* begin *
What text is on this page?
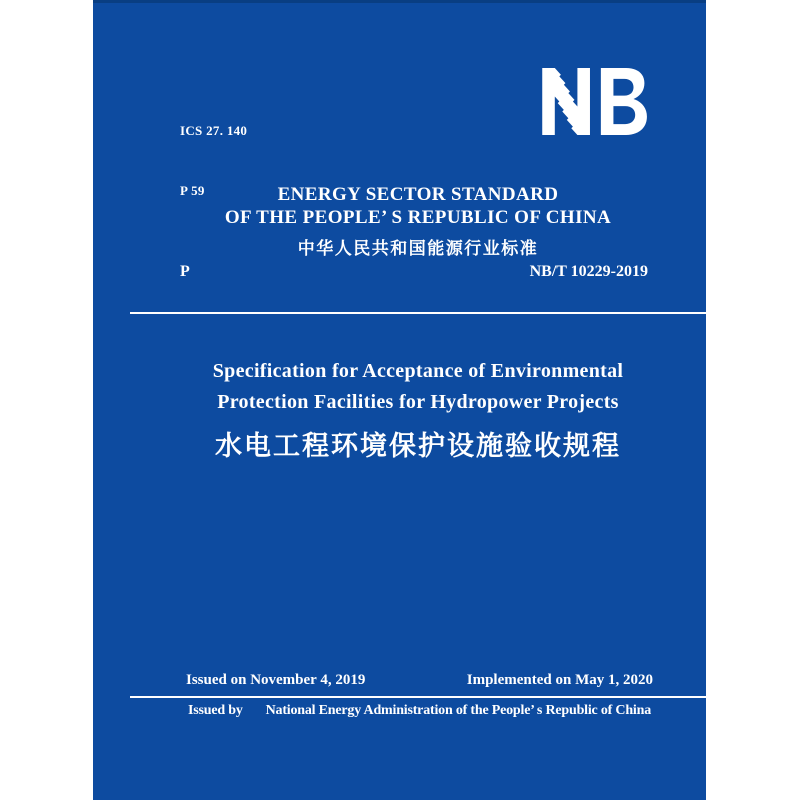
ICS 27. 140

P 59

	ENERGY SECTOR STANDARD
OF THE PEOPLE’ S REPUBLIC OF CHINA
中华人民共和国能源行业标准
P	NB/T 10229-2019
Specification for Acceptance of Environmental
Protection Facilities for Hydropower Projects
水电工程环境保护设施验收规程
Issued on November 4, 2019	Implemented on May 1, 2020
Issued by National Energy Administration of the People’ s Republic of China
* end *
**SET EXERCISE**
Every record above should be transcribed exactly; the pictures stay out of the copy.

**ANSWER FOR THIS EXERCISE**
What text is on this page?
ICS 27. 140

P 59

	ENERGY SECTOR STANDARD
OF THE PEOPLE’ S REPUBLIC OF CHINA
中华人民共和国能源行业标准
P	NB/T 10229-2019
Specification for Acceptance of Environmental
Protection Facilities for Hydropower Projects
水电工程环境保护设施验收规程
Issued on November 4, 2019	Implemented on May 1, 2020
Issued by National Energy Administration of the People’ s Republic of China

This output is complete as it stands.